═══ Input records
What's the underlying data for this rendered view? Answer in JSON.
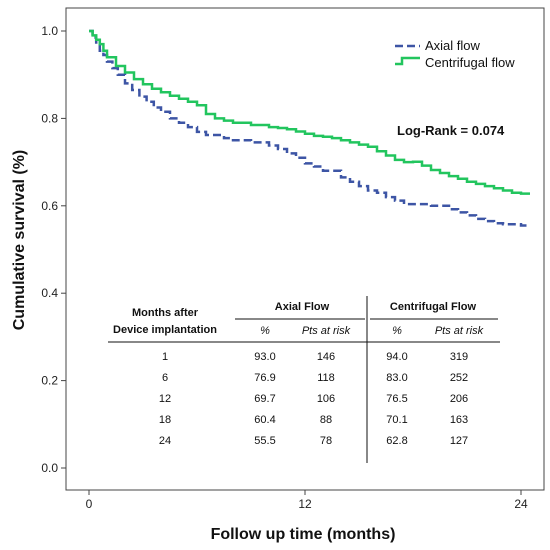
{
  "chart_data": {
    "type": "line",
    "xlabel": "Follow up time (months)",
    "ylabel": "Cumulative survival (%)",
    "xlim": [
      0,
      24.5
    ],
    "ylim": [
      0,
      1.02
    ],
    "x_ticks": [
      0,
      12,
      24
    ],
    "y_ticks": [
      0.0,
      0.2,
      0.4,
      0.6,
      0.8,
      1.0
    ],
    "x_tick_labels": [
      "0",
      "12",
      "24"
    ],
    "y_tick_labels": [
      "0.0",
      "0.2",
      "0.4",
      "0.6",
      "0.8",
      "1.0"
    ],
    "grid": false,
    "legend_position": "top-right",
    "annotation": "Log-Rank = 0.074",
    "series": [
      {
        "name": "Axial flow",
        "color": "#3d55a5",
        "style": "dashed",
        "x": [
          0,
          0.2,
          0.4,
          0.6,
          0.8,
          1.0,
          1.3,
          1.6,
          2.0,
          2.4,
          2.8,
          3.2,
          3.6,
          4.0,
          4.5,
          5.0,
          5.5,
          6.0,
          6.5,
          7.0,
          7.5,
          8.0,
          9.0,
          10.0,
          10.5,
          11.0,
          11.5,
          12.0,
          12.5,
          13.0,
          14.0,
          14.5,
          15.0,
          15.5,
          16.0,
          16.5,
          17.0,
          17.5,
          18.0,
          19.0,
          20.0,
          20.5,
          21.0,
          21.5,
          22.0,
          22.5,
          23.0,
          24.0,
          24.5
        ],
        "y": [
          1.0,
          0.985,
          0.97,
          0.955,
          0.945,
          0.93,
          0.915,
          0.9,
          0.88,
          0.865,
          0.85,
          0.838,
          0.825,
          0.815,
          0.8,
          0.79,
          0.78,
          0.769,
          0.762,
          0.762,
          0.755,
          0.75,
          0.745,
          0.738,
          0.73,
          0.72,
          0.71,
          0.697,
          0.69,
          0.68,
          0.665,
          0.655,
          0.645,
          0.635,
          0.63,
          0.62,
          0.612,
          0.604,
          0.604,
          0.6,
          0.592,
          0.585,
          0.578,
          0.57,
          0.565,
          0.56,
          0.558,
          0.555,
          0.555
        ]
      },
      {
        "name": "Centrifugal flow",
        "color": "#22c55e",
        "style": "solid",
        "x": [
          0,
          0.2,
          0.4,
          0.6,
          0.8,
          1.0,
          1.5,
          2.0,
          2.5,
          3.0,
          3.5,
          4.0,
          4.5,
          5.0,
          5.5,
          6.0,
          6.5,
          7.0,
          7.5,
          8.0,
          9.0,
          10.0,
          10.5,
          11.0,
          11.5,
          12.0,
          12.5,
          13.0,
          13.5,
          14.0,
          14.5,
          15.0,
          15.5,
          16.0,
          16.5,
          17.0,
          17.5,
          18.0,
          18.5,
          19.0,
          19.5,
          20.0,
          20.5,
          21.0,
          21.5,
          22.0,
          22.5,
          23.0,
          23.5,
          24.0,
          24.5
        ],
        "y": [
          1.0,
          0.99,
          0.98,
          0.97,
          0.955,
          0.94,
          0.92,
          0.905,
          0.89,
          0.878,
          0.868,
          0.86,
          0.852,
          0.845,
          0.838,
          0.83,
          0.81,
          0.8,
          0.795,
          0.79,
          0.785,
          0.78,
          0.778,
          0.775,
          0.77,
          0.765,
          0.76,
          0.758,
          0.755,
          0.75,
          0.745,
          0.74,
          0.735,
          0.725,
          0.715,
          0.705,
          0.7,
          0.701,
          0.692,
          0.682,
          0.675,
          0.668,
          0.662,
          0.655,
          0.65,
          0.645,
          0.64,
          0.635,
          0.63,
          0.628,
          0.628
        ]
      }
    ],
    "table": {
      "header_months": [
        "Months after",
        "Device implantation"
      ],
      "header_axial": "Axial Flow",
      "header_centrifugal": "Centrifugal Flow",
      "subheader_pct": "%",
      "subheader_risk": "Pts at risk",
      "rows": [
        {
          "month": "1",
          "axial_pct": "93.0",
          "axial_risk": "146",
          "cent_pct": "94.0",
          "cent_risk": "319"
        },
        {
          "month": "6",
          "axial_pct": "76.9",
          "axial_risk": "118",
          "cent_pct": "83.0",
          "cent_risk": "252"
        },
        {
          "month": "12",
          "axial_pct": "69.7",
          "axial_risk": "106",
          "cent_pct": "76.5",
          "cent_risk": "206"
        },
        {
          "month": "18",
          "axial_pct": "60.4",
          "axial_risk": "88",
          "cent_pct": "70.1",
          "cent_risk": "163"
        },
        {
          "month": "24",
          "axial_pct": "55.5",
          "axial_risk": "78",
          "cent_pct": "62.8",
          "cent_risk": "127"
        }
      ]
    }
  }
}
══════
Locate the lines above that contain "name" and copy them.

Reply to the task ▸
        "name": "Axial flow",
        "name": "Centrifugal flow",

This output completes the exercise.